Description of the task:
Copy the records below exactly, leaving out any pictures.
## start Items
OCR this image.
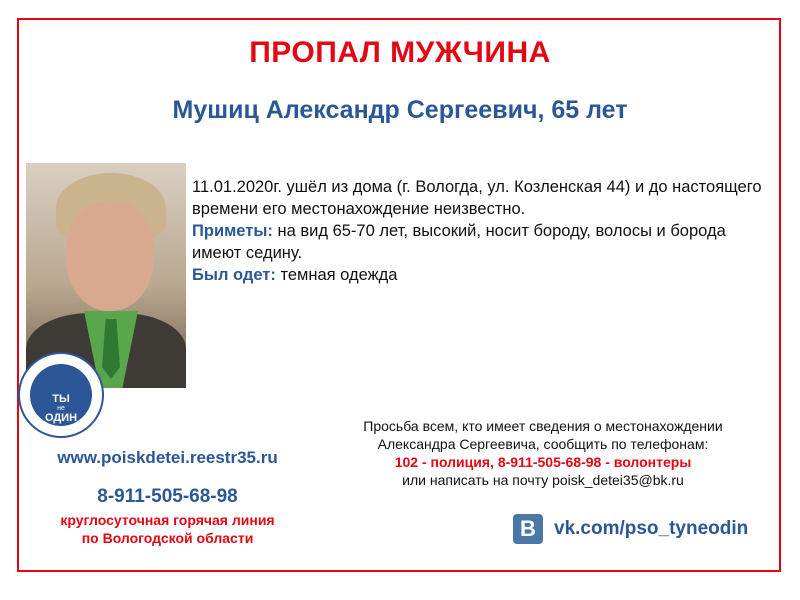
ПРОПАЛ МУЖЧИНА
Мушиц Александр Сергеевич, 65 лет
ТЫ
не
ОДИН

11.01.2020г. ушёл из дома (г. Вологда, ул. Козленская 44) и до настоящего времени его местонахождение неизвестно.

Приметы: на вид 65-70 лет, высокий, носит бороду, волосы и борода имеют седину.

Был одет: темная одежда

www.poiskdetei.reestr35.ru
8-911-505-68-98
круглосуточная горячая линия
по Вологодской области
Просьба всем, кто имеет сведения о местонахождении
Александра Сергеевича, сообщить по телефонам:
102 - полиция, 8-911-505-68-98 - волонтеры
или написать на почту poisk_detei35@bk.ru
B vk.com/pso_tyneodin
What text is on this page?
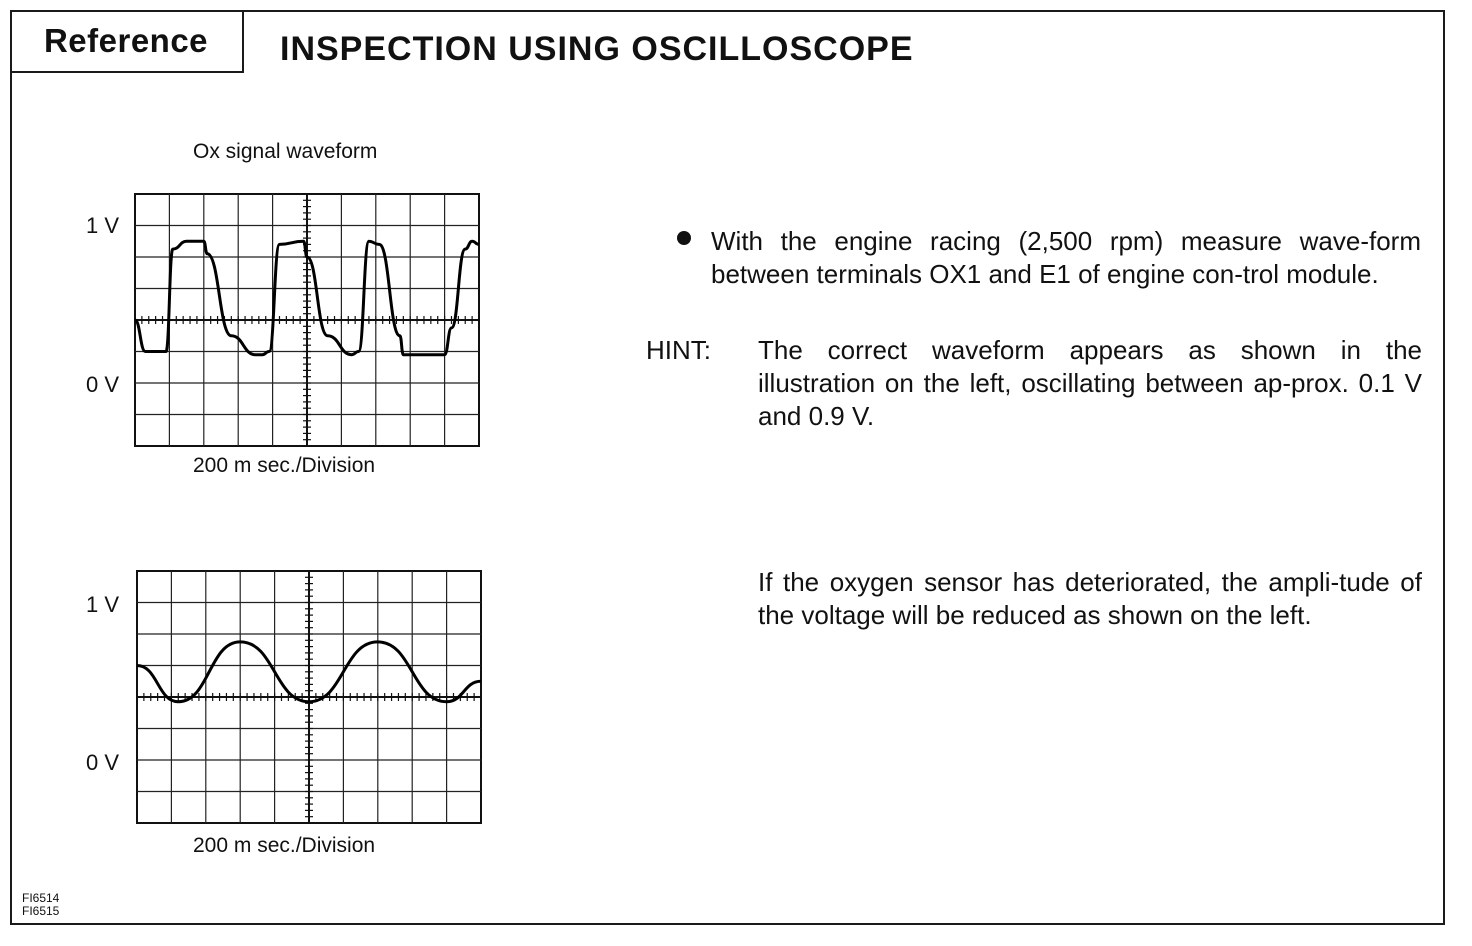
Reference	INSPECTION USING OSCILLOSCOPE
Ox signal waveform
1 V
0 V
200 m sec./Division
1 V
0 V
200 m sec./Division
With the engine racing (2,500 rpm) measure wave-form between terminals OX1 and E1 of engine con-trol module.
HINT: The correct waveform appears as shown in the illustration on the left, oscillating between ap-prox. 0.1 V and 0.9 V.
If the oxygen sensor has deteriorated, the ampli-tude of the voltage will be reduced as shown on the left.
FI6514
FI6515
## end Items
Answer to the task:
OCR this image.
ПРОПАЛ МУЖЧИНА
Мушиц Александр Сергеевич, 65 лет
ТЫ
не
ОДИН

11.01.2020г. ушёл из дома (г. Вологда, ул. Козленская 44) и до настоящего времени его местонахождение неизвестно.

Приметы: на вид 65-70 лет, высокий, носит бороду, волосы и борода имеют седину.

Был одет: темная одежда

www.poiskdetei.reestr35.ru
8-911-505-68-98
круглосуточная горячая линия
по Вологодской области
Просьба всем, кто имеет сведения о местонахождении
Александра Сергеевича, сообщить по телефонам:
102 - полиция, 8-911-505-68-98 - волонтеры
или написать на почту poisk_detei35@bk.ru
B vk.com/pso_tyneodin
What text is on this page?
Reference	INSPECTION USING OSCILLOSCOPE
Ox signal waveform
1 V
0 V
200 m sec./Division
1 V
0 V
200 m sec./Division
With the engine racing (2,500 rpm) measure wave-form between terminals OX1 and E1 of engine con-trol module.
HINT: The correct waveform appears as shown in the illustration on the left, oscillating between ap-prox. 0.1 V and 0.9 V.
If the oxygen sensor has deteriorated, the ampli-tude of the voltage will be reduced as shown on the left.
FI6514
FI6515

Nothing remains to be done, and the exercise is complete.